# Challenge
Copy out every line exactly as given.

# Material for this task
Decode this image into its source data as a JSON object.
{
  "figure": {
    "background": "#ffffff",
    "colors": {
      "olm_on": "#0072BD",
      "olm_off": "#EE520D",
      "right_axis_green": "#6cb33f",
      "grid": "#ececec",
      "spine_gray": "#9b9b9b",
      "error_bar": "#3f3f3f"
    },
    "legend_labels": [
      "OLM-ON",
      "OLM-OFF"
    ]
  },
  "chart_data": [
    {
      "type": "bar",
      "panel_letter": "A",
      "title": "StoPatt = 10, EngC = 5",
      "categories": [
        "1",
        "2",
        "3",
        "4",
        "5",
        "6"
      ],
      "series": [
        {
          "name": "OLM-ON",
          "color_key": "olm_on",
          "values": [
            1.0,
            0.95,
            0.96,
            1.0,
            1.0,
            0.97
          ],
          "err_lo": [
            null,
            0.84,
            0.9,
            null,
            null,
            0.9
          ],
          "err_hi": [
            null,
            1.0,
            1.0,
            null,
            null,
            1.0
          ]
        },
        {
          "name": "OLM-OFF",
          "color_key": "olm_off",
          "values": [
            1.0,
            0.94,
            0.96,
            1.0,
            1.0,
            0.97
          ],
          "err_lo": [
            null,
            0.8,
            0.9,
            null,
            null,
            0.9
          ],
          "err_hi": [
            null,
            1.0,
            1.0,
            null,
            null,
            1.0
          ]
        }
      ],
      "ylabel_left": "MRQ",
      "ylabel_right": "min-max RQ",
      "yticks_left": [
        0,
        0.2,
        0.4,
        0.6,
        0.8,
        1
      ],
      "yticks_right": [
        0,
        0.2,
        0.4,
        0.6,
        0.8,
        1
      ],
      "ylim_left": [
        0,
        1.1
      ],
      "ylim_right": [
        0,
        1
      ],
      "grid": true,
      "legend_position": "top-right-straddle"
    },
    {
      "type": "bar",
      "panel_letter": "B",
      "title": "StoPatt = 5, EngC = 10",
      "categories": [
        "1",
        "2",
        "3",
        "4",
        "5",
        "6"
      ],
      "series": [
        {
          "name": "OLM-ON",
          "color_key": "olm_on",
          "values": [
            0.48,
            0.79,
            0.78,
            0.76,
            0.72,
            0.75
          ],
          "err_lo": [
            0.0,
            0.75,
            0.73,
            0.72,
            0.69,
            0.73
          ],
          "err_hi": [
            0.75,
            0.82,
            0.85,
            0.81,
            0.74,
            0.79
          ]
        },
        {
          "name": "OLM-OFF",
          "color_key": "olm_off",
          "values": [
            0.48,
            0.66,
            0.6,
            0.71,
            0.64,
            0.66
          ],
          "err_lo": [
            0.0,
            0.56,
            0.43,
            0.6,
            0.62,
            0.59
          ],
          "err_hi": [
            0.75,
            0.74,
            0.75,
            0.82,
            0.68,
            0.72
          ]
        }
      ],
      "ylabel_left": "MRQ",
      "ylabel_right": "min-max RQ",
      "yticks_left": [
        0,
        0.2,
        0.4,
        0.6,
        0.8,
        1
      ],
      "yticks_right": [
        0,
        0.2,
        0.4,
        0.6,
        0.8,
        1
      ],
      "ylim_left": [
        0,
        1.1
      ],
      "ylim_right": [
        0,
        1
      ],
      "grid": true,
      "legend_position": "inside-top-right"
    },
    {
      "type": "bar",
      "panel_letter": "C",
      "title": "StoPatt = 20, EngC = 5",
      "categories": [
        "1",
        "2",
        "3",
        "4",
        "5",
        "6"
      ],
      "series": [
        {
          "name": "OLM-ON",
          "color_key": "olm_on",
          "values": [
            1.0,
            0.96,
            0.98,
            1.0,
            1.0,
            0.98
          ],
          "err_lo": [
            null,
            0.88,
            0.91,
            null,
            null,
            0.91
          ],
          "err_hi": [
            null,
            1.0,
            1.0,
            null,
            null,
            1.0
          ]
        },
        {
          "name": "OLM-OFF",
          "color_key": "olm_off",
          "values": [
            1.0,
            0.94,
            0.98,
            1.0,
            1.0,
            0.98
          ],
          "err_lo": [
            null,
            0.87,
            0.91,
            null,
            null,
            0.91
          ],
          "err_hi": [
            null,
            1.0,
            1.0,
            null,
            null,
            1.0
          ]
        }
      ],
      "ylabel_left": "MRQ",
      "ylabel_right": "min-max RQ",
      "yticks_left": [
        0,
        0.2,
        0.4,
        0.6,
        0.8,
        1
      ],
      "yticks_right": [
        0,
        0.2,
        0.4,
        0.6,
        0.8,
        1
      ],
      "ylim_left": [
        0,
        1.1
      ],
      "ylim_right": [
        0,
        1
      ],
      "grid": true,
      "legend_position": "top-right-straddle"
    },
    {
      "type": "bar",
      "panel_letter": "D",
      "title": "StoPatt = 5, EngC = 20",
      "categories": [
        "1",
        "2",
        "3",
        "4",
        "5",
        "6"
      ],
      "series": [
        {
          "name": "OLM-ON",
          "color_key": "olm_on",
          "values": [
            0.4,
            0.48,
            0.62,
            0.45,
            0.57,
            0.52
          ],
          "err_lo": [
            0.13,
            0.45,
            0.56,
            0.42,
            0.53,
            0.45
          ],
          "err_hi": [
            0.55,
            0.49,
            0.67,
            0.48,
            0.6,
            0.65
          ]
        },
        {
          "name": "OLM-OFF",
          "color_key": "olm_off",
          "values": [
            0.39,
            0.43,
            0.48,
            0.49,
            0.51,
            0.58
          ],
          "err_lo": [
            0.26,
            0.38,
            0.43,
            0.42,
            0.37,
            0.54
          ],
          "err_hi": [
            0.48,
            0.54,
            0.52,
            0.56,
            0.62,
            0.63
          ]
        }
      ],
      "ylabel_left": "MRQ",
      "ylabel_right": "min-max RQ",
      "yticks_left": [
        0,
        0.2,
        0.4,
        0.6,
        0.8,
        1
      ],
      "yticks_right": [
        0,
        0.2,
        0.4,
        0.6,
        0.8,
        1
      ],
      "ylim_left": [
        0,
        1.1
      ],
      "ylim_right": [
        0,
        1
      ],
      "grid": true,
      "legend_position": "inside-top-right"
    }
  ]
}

# Solved exercise
Decode this image into its source data as a JSON object.
{
  "figure": {
    "background": "#ffffff",
    "colors": {
      "olm_on": "#0072BD",
      "olm_off": "#EE520D",
      "right_axis_green": "#6cb33f",
      "grid": "#ececec",
      "spine_gray": "#9b9b9b",
      "error_bar": "#3f3f3f"
    },
    "legend_labels": [
      "OLM-ON",
      "OLM-OFF"
    ]
  },
  "chart_data": [
    {
      "type": "bar",
      "panel_letter": "A",
      "title": "StoPatt = 10, EngC = 5",
      "categories": [
        "1",
        "2",
        "3",
        "4",
        "5",
        "6"
      ],
      "series": [
        {
          "name": "OLM-ON",
          "color_key": "olm_on",
          "values": [
            1.0,
            0.95,
            0.96,
            1.0,
            1.0,
            0.97
          ],
          "err_lo": [
            null,
            0.84,
            0.9,
            null,
            null,
            0.9
          ],
          "err_hi": [
            null,
            1.0,
            1.0,
            null,
            null,
            1.0
          ]
        },
        {
          "name": "OLM-OFF",
          "color_key": "olm_off",
          "values": [
            1.0,
            0.94,
            0.96,
            1.0,
            1.0,
            0.97
          ],
          "err_lo": [
            null,
            0.8,
            0.9,
            null,
            null,
            0.9
          ],
          "err_hi": [
            null,
            1.0,
            1.0,
            null,
            null,
            1.0
          ]
        }
      ],
      "ylabel_left": "MRQ",
      "ylabel_right": "min-max RQ",
      "yticks_left": [
        0,
        0.2,
        0.4,
        0.6,
        0.8,
        1
      ],
      "yticks_right": [
        0,
        0.2,
        0.4,
        0.6,
        0.8,
        1
      ],
      "ylim_left": [
        0,
        1.1
      ],
      "ylim_right": [
        0,
        1
      ],
      "grid": true,
      "legend_position": "top-right-straddle"
    },
    {
      "type": "bar",
      "panel_letter": "B",
      "title": "StoPatt = 5, EngC = 10",
      "categories": [
        "1",
        "2",
        "3",
        "4",
        "5",
        "6"
      ],
      "series": [
        {
          "name": "OLM-ON",
          "color_key": "olm_on",
          "values": [
            0.48,
            0.79,
            0.78,
            0.76,
            0.72,
            0.75
          ],
          "err_lo": [
            0.0,
            0.75,
            0.73,
            0.72,
            0.69,
            0.73
          ],
          "err_hi": [
            0.75,
            0.82,
            0.85,
            0.81,
            0.74,
            0.79
          ]
        },
        {
          "name": "OLM-OFF",
          "color_key": "olm_off",
          "values": [
            0.48,
            0.66,
            0.6,
            0.71,
            0.64,
            0.66
          ],
          "err_lo": [
            0.0,
            0.56,
            0.43,
            0.6,
            0.62,
            0.59
          ],
          "err_hi": [
            0.75,
            0.74,
            0.75,
            0.82,
            0.68,
            0.72
          ]
        }
      ],
      "ylabel_left": "MRQ",
      "ylabel_right": "min-max RQ",
      "yticks_left": [
        0,
        0.2,
        0.4,
        0.6,
        0.8,
        1
      ],
      "yticks_right": [
        0,
        0.2,
        0.4,
        0.6,
        0.8,
        1
      ],
      "ylim_left": [
        0,
        1.1
      ],
      "ylim_right": [
        0,
        1
      ],
      "grid": true,
      "legend_position": "inside-top-right"
    },
    {
      "type": "bar",
      "panel_letter": "C",
      "title": "StoPatt = 20, EngC = 5",
      "categories": [
        "1",
        "2",
        "3",
        "4",
        "5",
        "6"
      ],
      "series": [
        {
          "name": "OLM-ON",
          "color_key": "olm_on",
          "values": [
            1.0,
            0.96,
            0.98,
            1.0,
            1.0,
            0.98
          ],
          "err_lo": [
            null,
            0.88,
            0.91,
            null,
            null,
            0.91
          ],
          "err_hi": [
            null,
            1.0,
            1.0,
            null,
            null,
            1.0
          ]
        },
        {
          "name": "OLM-OFF",
          "color_key": "olm_off",
          "values": [
            1.0,
            0.94,
            0.98,
            1.0,
            1.0,
            0.98
          ],
          "err_lo": [
            null,
            0.87,
            0.91,
            null,
            null,
            0.91
          ],
          "err_hi": [
            null,
            1.0,
            1.0,
            null,
            null,
            1.0
          ]
        }
      ],
      "ylabel_left": "MRQ",
      "ylabel_right": "min-max RQ",
      "yticks_left": [
        0,
        0.2,
        0.4,
        0.6,
        0.8,
        1
      ],
      "yticks_right": [
        0,
        0.2,
        0.4,
        0.6,
        0.8,
        1
      ],
      "ylim_left": [
        0,
        1.1
      ],
      "ylim_right": [
        0,
        1
      ],
      "grid": true,
      "legend_position": "top-right-straddle"
    },
    {
      "type": "bar",
      "panel_letter": "D",
      "title": "StoPatt = 5, EngC = 20",
      "categories": [
        "1",
        "2",
        "3",
        "4",
        "5",
        "6"
      ],
      "series": [
        {
          "name": "OLM-ON",
          "color_key": "olm_on",
          "values": [
            0.4,
            0.48,
            0.62,
            0.45,
            0.57,
            0.52
          ],
          "err_lo": [
            0.13,
            0.45,
            0.56,
            0.42,
            0.53,
            0.45
          ],
          "err_hi": [
            0.55,
            0.49,
            0.67,
            0.48,
            0.6,
            0.65
          ]
        },
        {
          "name": "OLM-OFF",
          "color_key": "olm_off",
          "values": [
            0.39,
            0.43,
            0.48,
            0.49,
            0.51,
            0.58
          ],
          "err_lo": [
            0.26,
            0.38,
            0.43,
            0.42,
            0.37,
            0.54
          ],
          "err_hi": [
            0.48,
            0.54,
            0.52,
            0.56,
            0.62,
            0.63
          ]
        }
      ],
      "ylabel_left": "MRQ",
      "ylabel_right": "min-max RQ",
      "yticks_left": [
        0,
        0.2,
        0.4,
        0.6,
        0.8,
        1
      ],
      "yticks_right": [
        0,
        0.2,
        0.4,
        0.6,
        0.8,
        1
      ],
      "ylim_left": [
        0,
        1.1
      ],
      "ylim_right": [
        0,
        1
      ],
      "grid": true,
      "legend_position": "inside-top-right"
    }
  ]
}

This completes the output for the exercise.